Scan the records for the string "Paris"; copy each line where it occurs.

**** INPUT FOR THIS TASK ****

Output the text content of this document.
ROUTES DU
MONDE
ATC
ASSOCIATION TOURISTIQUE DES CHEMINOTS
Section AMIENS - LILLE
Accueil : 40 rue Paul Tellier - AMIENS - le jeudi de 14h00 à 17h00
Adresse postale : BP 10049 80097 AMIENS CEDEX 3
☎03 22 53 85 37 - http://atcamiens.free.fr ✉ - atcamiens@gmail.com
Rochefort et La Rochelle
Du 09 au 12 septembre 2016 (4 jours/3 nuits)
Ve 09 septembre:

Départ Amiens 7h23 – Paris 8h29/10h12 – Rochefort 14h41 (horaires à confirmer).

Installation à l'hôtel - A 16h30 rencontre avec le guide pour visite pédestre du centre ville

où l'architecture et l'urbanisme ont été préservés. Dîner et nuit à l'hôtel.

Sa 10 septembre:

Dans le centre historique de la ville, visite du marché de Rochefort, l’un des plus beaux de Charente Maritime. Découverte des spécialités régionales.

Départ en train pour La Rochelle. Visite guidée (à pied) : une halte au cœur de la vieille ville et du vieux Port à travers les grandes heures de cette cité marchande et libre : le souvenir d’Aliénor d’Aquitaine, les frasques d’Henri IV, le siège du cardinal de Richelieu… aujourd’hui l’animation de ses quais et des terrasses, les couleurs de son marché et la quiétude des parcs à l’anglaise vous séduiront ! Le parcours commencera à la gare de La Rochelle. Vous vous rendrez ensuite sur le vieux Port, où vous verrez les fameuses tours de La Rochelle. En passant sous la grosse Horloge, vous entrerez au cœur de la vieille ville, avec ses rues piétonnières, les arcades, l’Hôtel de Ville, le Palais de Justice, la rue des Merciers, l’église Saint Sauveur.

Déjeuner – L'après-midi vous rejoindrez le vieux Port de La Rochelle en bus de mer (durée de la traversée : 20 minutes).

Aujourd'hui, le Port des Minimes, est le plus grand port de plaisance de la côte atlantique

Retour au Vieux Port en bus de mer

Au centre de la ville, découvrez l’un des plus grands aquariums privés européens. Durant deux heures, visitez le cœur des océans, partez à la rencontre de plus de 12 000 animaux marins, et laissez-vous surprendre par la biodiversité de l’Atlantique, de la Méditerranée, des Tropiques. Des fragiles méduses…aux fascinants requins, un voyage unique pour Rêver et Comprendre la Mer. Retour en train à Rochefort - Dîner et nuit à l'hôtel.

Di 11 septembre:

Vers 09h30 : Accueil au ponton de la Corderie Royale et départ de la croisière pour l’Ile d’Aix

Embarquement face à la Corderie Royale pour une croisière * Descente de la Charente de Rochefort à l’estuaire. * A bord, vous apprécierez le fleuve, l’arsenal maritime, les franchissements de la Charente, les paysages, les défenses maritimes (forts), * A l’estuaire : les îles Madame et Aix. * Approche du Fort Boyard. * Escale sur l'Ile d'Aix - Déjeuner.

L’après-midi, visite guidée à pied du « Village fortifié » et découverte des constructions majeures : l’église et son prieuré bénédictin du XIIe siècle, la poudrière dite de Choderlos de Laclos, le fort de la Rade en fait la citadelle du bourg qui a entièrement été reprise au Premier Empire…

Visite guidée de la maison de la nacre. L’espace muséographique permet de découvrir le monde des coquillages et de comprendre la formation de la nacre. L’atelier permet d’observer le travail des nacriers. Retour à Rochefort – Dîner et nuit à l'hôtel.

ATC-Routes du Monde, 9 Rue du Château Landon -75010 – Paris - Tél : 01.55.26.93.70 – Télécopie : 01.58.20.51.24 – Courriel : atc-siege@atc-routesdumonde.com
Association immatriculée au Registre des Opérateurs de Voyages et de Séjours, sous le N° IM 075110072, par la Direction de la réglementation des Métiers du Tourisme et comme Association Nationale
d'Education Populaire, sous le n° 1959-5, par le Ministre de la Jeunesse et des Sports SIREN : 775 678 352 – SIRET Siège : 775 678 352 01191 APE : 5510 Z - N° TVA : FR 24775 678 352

****

# RESPONSE TO THE EXERCISE:
Départ Amiens 7h23 – Paris 8h29/10h12 – Rochefort 14h41 (horaires à confirmer).
ATC-Routes du Monde, 9 Rue du Château Landon -75010 – Paris - Tél : 01.55.26.93.70 – Télécopie : 01.58.20.51.24 – Courriel : atc-siege@atc-routesdumonde.com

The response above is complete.